=== AVAILABLE RECORDS ===
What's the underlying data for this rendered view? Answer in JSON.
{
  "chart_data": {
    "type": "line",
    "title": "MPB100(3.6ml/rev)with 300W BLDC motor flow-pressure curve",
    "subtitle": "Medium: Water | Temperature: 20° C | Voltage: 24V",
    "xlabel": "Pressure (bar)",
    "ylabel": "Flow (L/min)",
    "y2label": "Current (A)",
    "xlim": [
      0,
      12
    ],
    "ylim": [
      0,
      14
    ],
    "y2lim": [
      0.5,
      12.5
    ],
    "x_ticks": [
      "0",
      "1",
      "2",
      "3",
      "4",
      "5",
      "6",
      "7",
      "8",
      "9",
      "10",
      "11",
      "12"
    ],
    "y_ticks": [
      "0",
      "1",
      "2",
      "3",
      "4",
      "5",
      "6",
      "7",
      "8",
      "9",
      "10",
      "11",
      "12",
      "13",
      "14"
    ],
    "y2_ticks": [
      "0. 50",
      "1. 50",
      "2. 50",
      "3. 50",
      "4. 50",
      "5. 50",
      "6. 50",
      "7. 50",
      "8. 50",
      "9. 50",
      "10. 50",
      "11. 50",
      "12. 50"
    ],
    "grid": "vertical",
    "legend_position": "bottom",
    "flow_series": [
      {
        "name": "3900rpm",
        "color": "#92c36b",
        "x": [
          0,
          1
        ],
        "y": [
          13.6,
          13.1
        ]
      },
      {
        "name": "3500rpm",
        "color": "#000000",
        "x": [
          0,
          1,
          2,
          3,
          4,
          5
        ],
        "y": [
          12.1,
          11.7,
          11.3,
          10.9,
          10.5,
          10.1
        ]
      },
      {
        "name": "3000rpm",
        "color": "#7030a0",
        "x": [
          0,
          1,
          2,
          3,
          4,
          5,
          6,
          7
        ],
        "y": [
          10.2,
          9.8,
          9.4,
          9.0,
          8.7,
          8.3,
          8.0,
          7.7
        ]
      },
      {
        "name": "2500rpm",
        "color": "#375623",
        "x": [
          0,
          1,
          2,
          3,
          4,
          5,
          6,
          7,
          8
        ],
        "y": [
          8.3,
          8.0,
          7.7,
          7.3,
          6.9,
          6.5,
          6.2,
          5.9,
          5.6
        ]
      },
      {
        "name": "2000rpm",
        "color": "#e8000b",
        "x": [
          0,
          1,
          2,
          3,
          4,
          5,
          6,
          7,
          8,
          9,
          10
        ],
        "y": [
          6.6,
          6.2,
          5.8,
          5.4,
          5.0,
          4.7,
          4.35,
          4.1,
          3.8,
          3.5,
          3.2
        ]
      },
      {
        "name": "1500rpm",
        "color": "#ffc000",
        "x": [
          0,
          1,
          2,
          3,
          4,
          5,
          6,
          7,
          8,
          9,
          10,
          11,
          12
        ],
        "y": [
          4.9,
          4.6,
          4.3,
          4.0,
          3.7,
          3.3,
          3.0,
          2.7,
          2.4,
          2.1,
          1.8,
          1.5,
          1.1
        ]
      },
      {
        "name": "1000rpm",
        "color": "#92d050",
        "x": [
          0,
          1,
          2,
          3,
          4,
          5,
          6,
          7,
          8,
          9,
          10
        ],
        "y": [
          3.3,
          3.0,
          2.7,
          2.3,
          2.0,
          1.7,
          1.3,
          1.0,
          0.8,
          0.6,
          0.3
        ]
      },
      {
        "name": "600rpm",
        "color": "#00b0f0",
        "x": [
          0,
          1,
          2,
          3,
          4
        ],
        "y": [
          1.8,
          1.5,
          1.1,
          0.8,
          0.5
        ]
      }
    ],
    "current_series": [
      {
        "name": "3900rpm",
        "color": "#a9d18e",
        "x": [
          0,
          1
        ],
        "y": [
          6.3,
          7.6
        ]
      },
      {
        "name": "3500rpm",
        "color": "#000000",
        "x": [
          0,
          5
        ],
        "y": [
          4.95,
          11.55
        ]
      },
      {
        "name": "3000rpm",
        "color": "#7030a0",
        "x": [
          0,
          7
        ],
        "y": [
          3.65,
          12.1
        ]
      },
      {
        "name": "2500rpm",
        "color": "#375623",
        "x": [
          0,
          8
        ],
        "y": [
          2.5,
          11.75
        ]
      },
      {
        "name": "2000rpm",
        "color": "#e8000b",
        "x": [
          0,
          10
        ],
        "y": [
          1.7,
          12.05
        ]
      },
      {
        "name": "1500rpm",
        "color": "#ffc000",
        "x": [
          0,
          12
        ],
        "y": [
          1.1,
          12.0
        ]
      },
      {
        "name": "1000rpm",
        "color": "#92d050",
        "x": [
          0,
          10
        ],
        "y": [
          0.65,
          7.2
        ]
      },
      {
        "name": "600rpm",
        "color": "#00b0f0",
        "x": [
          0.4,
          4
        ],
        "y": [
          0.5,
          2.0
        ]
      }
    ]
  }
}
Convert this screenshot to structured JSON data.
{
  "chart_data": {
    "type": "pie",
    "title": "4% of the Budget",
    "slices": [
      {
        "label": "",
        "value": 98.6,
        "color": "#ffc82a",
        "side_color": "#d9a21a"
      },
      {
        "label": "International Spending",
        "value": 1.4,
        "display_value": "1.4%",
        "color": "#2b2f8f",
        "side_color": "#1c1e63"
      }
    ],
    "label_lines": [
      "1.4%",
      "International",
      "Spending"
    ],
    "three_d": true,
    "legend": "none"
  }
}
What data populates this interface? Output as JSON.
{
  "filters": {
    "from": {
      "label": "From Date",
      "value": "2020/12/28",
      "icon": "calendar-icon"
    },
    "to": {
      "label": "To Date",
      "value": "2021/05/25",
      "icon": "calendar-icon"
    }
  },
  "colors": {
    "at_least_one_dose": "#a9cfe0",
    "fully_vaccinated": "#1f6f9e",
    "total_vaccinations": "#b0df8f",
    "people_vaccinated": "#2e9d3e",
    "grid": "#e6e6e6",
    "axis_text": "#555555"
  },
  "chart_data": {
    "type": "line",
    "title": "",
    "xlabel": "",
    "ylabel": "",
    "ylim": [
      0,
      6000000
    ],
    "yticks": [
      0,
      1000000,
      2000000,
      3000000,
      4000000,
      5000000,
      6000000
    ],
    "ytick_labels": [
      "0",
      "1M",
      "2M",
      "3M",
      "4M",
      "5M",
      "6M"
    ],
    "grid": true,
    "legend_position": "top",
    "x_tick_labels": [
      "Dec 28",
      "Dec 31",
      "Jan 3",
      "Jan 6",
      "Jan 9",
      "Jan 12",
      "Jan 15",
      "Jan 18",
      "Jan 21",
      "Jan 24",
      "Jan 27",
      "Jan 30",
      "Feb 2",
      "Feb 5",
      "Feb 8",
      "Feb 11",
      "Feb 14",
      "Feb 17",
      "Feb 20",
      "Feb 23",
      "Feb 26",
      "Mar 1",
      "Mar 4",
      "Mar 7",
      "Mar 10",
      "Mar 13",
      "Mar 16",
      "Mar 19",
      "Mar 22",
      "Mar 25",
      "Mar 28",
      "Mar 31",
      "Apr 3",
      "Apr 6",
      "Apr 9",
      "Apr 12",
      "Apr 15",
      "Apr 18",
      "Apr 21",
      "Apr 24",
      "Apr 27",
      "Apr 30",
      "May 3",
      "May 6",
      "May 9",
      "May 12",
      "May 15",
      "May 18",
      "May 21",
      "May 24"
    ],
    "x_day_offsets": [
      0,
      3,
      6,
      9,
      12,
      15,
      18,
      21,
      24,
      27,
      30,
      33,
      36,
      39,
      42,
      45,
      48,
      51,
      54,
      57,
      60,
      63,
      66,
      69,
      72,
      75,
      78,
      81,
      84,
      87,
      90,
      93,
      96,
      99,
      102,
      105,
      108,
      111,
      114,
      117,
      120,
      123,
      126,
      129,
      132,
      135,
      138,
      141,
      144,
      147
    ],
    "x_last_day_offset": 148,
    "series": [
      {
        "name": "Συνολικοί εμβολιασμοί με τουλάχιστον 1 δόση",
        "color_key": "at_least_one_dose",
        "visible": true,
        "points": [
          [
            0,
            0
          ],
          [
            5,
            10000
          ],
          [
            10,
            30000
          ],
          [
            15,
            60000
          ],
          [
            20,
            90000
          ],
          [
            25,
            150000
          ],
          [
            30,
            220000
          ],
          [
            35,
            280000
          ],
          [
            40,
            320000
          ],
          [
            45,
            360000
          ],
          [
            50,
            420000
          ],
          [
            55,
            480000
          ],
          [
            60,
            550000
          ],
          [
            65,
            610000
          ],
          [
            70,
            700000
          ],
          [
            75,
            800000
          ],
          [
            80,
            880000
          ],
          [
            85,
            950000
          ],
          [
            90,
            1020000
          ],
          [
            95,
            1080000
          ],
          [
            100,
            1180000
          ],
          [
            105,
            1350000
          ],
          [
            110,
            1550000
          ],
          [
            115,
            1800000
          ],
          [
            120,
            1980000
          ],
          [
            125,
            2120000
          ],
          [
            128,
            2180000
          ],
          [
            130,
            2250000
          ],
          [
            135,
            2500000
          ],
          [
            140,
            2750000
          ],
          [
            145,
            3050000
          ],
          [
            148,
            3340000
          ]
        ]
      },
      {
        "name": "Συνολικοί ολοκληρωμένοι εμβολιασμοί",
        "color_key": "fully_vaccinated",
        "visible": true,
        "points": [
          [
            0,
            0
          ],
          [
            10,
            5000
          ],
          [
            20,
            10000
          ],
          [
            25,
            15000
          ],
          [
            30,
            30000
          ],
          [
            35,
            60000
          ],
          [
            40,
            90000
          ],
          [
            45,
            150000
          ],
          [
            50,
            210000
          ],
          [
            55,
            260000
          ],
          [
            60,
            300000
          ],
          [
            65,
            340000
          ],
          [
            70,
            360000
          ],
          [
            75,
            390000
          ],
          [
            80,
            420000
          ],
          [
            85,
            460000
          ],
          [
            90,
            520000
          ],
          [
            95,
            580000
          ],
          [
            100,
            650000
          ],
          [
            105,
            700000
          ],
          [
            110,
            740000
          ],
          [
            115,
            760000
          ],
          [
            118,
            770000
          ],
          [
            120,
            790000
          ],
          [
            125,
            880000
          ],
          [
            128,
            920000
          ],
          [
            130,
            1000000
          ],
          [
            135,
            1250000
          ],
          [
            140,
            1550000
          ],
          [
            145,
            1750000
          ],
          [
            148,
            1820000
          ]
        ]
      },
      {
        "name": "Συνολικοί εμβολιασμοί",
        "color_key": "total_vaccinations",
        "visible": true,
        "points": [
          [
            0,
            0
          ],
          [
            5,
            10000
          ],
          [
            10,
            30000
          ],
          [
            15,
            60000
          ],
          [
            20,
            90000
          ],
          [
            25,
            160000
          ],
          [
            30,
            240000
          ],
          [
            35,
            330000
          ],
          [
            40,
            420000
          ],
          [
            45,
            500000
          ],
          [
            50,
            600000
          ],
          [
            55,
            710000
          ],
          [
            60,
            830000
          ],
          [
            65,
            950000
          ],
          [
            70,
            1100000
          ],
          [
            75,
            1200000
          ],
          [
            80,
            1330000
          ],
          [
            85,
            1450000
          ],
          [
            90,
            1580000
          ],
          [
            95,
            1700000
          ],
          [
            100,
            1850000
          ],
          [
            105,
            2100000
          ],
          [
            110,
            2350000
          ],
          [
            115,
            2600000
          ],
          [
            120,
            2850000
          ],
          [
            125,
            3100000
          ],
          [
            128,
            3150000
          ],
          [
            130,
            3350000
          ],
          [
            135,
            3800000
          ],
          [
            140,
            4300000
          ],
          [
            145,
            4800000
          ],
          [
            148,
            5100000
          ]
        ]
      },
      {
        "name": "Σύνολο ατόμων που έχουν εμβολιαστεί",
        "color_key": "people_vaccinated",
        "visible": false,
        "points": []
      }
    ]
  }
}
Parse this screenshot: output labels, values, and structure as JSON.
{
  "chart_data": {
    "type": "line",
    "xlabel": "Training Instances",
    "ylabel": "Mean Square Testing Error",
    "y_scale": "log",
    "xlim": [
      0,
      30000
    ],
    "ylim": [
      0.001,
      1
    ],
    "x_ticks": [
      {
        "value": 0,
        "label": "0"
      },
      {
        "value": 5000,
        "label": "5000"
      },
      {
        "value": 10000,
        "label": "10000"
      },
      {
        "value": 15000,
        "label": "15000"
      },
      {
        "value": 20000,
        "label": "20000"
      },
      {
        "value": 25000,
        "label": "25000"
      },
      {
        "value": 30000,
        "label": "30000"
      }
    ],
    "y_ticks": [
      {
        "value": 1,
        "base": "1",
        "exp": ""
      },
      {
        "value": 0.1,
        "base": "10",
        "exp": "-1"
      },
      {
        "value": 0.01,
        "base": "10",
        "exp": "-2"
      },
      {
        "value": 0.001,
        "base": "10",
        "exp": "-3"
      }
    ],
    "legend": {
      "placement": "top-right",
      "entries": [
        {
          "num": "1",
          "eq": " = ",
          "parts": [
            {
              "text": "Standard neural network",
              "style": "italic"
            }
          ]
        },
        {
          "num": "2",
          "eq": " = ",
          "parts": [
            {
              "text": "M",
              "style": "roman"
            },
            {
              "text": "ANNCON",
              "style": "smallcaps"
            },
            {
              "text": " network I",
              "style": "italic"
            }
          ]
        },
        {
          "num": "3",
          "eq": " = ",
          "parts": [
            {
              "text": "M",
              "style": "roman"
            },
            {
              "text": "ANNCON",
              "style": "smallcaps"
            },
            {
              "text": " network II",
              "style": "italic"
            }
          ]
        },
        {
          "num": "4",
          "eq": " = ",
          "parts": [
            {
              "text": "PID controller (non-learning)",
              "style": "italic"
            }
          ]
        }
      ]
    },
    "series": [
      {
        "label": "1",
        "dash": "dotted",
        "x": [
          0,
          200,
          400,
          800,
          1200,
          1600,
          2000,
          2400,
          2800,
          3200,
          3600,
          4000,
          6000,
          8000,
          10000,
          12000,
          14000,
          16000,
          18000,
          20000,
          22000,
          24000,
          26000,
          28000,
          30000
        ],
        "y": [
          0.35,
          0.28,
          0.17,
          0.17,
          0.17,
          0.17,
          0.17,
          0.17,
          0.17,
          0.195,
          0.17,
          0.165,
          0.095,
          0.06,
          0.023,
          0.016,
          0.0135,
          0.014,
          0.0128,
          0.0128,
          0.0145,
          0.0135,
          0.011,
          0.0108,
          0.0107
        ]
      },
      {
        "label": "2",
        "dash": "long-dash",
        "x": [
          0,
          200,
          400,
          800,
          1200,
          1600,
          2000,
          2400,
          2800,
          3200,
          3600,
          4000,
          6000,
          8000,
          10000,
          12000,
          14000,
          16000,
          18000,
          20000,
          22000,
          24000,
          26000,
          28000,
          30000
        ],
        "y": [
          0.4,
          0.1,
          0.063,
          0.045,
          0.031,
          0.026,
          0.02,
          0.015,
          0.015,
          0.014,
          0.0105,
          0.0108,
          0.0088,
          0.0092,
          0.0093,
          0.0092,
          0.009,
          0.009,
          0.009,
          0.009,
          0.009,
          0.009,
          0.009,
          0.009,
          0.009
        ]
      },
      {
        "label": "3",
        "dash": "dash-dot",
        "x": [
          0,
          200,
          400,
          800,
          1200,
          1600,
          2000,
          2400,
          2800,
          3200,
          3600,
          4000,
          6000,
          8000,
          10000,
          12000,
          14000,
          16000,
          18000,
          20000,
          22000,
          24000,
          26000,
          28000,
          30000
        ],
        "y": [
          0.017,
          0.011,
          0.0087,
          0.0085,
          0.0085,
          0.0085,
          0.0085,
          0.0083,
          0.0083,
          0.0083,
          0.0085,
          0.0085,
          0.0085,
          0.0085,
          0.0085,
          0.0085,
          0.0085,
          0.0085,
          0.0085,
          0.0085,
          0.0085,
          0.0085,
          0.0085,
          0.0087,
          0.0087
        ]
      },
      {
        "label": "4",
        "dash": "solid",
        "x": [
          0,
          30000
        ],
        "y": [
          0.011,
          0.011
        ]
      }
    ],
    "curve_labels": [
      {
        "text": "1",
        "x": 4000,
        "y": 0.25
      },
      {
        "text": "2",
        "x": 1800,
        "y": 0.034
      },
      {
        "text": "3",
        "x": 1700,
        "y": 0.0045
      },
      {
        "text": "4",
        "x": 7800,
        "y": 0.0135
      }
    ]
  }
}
===
### THE PROBLEM
In the lines above, locate the string "Συνολικοί". Copy every line where it occurs.

### ANSWER BELOW
        "name": "Συνολικοί εμβολιασμοί με τουλάχιστον 1 δόση",
        "name": "Συνολικοί ολοκληρωμένοι εμβολιασμοί",
        "name": "Συνολικοί εμβολιασμοί",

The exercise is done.